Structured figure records
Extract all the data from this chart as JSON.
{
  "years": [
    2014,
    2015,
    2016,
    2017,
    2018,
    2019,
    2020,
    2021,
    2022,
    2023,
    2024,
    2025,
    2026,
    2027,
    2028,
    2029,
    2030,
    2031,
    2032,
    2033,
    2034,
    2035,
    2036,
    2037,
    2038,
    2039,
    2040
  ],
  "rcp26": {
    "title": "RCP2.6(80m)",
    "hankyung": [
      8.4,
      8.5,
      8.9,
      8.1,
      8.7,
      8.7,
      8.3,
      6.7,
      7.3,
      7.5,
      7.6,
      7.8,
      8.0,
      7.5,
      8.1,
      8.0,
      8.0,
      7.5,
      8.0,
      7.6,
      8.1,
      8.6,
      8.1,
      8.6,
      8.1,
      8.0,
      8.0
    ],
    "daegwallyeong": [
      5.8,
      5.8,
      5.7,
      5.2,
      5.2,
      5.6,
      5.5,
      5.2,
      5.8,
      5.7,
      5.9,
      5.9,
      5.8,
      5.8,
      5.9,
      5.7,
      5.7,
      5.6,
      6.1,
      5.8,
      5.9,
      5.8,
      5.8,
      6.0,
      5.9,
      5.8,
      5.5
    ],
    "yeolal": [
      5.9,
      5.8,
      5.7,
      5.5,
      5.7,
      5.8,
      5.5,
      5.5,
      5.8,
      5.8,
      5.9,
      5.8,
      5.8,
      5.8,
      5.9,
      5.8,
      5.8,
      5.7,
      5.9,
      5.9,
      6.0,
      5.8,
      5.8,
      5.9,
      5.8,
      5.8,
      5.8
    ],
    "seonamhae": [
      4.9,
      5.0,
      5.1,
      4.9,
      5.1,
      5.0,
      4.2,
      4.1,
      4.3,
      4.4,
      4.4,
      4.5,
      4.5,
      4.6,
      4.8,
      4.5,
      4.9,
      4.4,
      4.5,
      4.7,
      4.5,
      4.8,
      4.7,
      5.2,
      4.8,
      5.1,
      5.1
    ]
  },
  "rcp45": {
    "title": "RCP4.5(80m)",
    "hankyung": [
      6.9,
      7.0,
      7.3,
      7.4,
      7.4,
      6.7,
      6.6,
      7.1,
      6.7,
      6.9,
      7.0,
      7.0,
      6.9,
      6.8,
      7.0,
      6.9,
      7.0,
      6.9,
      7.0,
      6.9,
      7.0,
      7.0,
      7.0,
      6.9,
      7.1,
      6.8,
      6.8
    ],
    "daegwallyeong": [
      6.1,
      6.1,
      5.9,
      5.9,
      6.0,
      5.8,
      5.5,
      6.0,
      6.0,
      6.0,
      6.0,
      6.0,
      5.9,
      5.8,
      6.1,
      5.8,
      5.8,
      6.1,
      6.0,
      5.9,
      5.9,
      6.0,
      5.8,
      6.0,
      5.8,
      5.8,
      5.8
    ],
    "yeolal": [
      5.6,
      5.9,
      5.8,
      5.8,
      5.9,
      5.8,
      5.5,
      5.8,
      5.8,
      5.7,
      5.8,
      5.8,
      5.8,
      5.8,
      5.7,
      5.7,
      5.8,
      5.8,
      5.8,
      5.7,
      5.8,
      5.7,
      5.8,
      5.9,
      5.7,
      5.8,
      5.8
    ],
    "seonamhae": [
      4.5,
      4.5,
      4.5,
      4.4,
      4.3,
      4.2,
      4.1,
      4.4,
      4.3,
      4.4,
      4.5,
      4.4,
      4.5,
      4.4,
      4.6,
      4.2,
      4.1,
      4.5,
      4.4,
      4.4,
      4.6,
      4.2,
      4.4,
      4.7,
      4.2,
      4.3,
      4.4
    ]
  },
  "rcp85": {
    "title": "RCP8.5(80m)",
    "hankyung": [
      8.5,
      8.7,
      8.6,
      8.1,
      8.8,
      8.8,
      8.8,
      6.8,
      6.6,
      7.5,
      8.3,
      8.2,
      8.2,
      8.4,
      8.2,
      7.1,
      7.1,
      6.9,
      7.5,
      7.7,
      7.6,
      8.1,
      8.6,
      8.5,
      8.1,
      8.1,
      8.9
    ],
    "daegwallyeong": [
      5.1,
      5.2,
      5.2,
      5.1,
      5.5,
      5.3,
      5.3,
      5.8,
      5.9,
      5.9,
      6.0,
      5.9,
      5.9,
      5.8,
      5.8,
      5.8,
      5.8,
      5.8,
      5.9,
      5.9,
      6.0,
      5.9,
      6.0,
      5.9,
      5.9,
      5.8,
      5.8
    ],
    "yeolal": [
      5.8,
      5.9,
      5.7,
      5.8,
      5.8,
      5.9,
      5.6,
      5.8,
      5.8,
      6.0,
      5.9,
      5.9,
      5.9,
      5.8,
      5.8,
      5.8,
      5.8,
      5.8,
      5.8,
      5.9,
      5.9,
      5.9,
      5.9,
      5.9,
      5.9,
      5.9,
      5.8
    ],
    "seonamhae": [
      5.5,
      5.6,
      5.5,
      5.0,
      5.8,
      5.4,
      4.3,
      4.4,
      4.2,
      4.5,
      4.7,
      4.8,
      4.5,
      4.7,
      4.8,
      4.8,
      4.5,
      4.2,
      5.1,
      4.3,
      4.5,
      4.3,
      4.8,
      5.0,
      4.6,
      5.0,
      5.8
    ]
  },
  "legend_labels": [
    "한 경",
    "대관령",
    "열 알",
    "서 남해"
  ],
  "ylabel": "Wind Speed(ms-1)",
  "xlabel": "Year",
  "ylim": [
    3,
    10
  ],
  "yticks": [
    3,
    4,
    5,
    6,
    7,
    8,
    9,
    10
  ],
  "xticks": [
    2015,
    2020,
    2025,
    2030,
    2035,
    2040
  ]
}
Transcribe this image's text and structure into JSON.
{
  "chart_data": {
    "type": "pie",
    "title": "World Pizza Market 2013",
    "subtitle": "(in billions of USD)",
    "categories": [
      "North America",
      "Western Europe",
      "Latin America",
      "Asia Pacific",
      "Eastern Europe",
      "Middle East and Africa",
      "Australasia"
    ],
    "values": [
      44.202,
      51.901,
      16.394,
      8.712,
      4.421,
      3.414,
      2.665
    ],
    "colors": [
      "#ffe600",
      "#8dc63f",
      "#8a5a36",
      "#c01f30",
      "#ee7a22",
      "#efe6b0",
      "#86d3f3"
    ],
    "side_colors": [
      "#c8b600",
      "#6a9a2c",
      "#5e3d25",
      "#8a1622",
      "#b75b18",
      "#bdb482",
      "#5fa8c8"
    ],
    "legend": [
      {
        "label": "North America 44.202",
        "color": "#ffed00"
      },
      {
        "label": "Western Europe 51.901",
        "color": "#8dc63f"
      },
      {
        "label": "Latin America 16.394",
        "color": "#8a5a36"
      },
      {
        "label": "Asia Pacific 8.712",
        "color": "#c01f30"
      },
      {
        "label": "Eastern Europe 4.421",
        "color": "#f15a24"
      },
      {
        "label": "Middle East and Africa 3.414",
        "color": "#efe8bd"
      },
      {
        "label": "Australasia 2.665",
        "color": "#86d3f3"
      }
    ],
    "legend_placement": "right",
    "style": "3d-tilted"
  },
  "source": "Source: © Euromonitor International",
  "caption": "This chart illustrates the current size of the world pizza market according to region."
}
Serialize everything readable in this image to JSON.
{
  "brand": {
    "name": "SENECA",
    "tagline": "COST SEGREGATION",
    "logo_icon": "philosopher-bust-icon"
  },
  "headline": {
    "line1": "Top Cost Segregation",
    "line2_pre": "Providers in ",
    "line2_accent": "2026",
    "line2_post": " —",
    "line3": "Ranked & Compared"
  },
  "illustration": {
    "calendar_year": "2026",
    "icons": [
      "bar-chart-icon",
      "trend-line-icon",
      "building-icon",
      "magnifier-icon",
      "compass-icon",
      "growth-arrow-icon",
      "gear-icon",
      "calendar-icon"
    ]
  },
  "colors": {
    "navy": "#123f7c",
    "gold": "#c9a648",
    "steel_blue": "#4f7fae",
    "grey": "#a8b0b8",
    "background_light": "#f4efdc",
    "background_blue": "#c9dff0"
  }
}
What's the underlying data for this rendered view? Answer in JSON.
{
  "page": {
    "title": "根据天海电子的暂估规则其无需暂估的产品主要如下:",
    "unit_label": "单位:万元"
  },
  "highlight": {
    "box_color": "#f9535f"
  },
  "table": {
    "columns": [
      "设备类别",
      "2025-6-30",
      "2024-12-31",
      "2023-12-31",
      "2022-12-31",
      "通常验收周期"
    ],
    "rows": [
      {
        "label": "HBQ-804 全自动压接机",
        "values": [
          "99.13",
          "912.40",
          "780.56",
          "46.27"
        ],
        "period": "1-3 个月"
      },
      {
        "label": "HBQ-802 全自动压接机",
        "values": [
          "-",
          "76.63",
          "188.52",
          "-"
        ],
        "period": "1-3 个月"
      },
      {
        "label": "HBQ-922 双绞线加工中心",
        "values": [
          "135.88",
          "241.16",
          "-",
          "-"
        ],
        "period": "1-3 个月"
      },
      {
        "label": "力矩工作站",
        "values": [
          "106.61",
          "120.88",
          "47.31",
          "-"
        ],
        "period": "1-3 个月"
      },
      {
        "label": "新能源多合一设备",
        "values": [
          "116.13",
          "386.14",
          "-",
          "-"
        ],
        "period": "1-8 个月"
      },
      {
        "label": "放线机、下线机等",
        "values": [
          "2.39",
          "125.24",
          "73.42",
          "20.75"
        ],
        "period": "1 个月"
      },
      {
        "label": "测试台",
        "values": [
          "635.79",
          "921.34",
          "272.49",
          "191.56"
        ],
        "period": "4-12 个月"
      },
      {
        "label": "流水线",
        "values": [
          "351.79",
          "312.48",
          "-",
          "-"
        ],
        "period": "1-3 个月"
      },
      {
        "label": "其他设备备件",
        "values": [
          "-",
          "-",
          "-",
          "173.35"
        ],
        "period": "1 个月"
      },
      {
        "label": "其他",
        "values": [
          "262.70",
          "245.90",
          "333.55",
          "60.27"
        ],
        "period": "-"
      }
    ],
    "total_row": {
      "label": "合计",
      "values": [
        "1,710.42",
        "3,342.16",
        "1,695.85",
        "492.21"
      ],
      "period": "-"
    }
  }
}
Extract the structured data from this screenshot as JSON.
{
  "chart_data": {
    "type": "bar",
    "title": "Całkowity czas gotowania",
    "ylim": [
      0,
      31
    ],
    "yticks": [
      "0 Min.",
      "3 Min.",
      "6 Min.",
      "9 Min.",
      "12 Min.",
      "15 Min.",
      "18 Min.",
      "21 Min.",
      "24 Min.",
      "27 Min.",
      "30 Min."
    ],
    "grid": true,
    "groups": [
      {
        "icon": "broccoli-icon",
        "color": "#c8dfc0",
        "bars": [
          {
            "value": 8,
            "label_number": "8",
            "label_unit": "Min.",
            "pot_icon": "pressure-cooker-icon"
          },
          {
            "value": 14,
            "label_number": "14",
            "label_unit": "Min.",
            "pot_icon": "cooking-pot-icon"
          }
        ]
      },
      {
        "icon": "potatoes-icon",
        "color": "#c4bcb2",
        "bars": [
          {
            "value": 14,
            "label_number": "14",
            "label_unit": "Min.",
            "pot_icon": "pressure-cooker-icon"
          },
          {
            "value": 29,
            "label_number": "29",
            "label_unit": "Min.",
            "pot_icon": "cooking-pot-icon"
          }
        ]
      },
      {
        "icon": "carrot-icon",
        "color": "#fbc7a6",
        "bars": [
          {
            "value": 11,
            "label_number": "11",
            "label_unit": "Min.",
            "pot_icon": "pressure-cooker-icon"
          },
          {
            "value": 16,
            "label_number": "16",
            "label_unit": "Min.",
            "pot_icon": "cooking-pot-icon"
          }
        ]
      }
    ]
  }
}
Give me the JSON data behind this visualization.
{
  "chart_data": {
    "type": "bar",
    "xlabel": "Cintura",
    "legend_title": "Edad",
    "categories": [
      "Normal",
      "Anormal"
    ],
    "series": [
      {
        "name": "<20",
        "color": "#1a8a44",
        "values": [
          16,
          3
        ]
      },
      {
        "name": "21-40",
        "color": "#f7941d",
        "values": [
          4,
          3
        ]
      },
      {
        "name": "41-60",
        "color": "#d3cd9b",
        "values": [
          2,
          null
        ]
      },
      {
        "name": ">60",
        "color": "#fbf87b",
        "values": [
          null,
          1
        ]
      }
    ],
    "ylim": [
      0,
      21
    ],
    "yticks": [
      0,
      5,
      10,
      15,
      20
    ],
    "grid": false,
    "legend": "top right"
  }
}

*WHAT IS NEEDED:* Copy each line in the data that holds the word "right".

*EXPECTED ANSWER:*
    "legend_placement": "right",
    "legend": "top right"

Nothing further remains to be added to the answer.